[INSTRUCTIONS FOR THE TASK]: Copy out each line exactly as it appears.

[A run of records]
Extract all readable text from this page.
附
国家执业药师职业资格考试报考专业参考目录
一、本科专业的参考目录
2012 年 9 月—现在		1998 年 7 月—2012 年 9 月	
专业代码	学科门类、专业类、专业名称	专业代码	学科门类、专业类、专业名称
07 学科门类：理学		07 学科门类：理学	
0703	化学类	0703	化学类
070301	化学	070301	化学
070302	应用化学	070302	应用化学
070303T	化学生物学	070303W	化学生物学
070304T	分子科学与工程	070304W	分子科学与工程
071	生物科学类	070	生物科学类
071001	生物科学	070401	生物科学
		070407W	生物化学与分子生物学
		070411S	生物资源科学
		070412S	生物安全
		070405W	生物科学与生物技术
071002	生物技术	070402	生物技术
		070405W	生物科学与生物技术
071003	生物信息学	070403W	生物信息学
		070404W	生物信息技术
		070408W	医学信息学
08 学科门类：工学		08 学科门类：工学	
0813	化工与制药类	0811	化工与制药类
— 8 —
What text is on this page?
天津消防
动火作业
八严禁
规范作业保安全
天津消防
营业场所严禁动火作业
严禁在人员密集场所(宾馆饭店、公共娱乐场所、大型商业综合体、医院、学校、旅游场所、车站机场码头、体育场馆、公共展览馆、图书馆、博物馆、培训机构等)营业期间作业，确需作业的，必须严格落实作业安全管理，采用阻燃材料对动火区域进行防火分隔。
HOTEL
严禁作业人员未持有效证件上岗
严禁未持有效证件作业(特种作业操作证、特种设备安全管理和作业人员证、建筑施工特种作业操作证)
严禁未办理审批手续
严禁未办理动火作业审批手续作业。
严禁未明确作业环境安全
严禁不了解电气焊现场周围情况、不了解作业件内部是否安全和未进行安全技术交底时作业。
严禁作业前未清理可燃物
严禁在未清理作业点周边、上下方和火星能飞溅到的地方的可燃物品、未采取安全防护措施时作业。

[RESULT BELOW]:
Extract all readable text from this page.
附
国家执业药师职业资格考试报考专业参考目录
一、本科专业的参考目录
2012 年 9 月—现在		1998 年 7 月—2012 年 9 月	
专业代码	学科门类、专业类、专业名称	专业代码	学科门类、专业类、专业名称
07 学科门类：理学		07 学科门类：理学	
0703	化学类	0703	化学类
070301	化学	070301	化学
070302	应用化学	070302	应用化学
070303T	化学生物学	070303W	化学生物学
070304T	分子科学与工程	070304W	分子科学与工程
071	生物科学类	070	生物科学类
071001	生物科学	070401	生物科学
		070407W	生物化学与分子生物学
		070411S	生物资源科学
		070412S	生物安全
		070405W	生物科学与生物技术
071002	生物技术	070402	生物技术
		070405W	生物科学与生物技术
071003	生物信息学	070403W	生物信息学
		070404W	生物信息技术
		070408W	医学信息学
08 学科门类：工学		08 学科门类：工学	
0813	化工与制药类	0811	化工与制药类
— 8 —
What text is on this page?
天津消防
动火作业
八严禁
规范作业保安全
天津消防
营业场所严禁动火作业
严禁在人员密集场所(宾馆饭店、公共娱乐场所、大型商业综合体、医院、学校、旅游场所、车站机场码头、体育场馆、公共展览馆、图书馆、博物馆、培训机构等)营业期间作业，确需作业的，必须严格落实作业安全管理，采用阻燃材料对动火区域进行防火分隔。
HOTEL
严禁作业人员未持有效证件上岗
严禁未持有效证件作业(特种作业操作证、特种设备安全管理和作业人员证、建筑施工特种作业操作证)
严禁未办理审批手续
严禁未办理动火作业审批手续作业。
严禁未明确作业环境安全
严禁不了解电气焊现场周围情况、不了解作业件内部是否安全和未进行安全技术交底时作业。
严禁作业前未清理可燃物
严禁在未清理作业点周边、上下方和火星能飞溅到的地方的可燃物品、未采取安全防护措施时作业。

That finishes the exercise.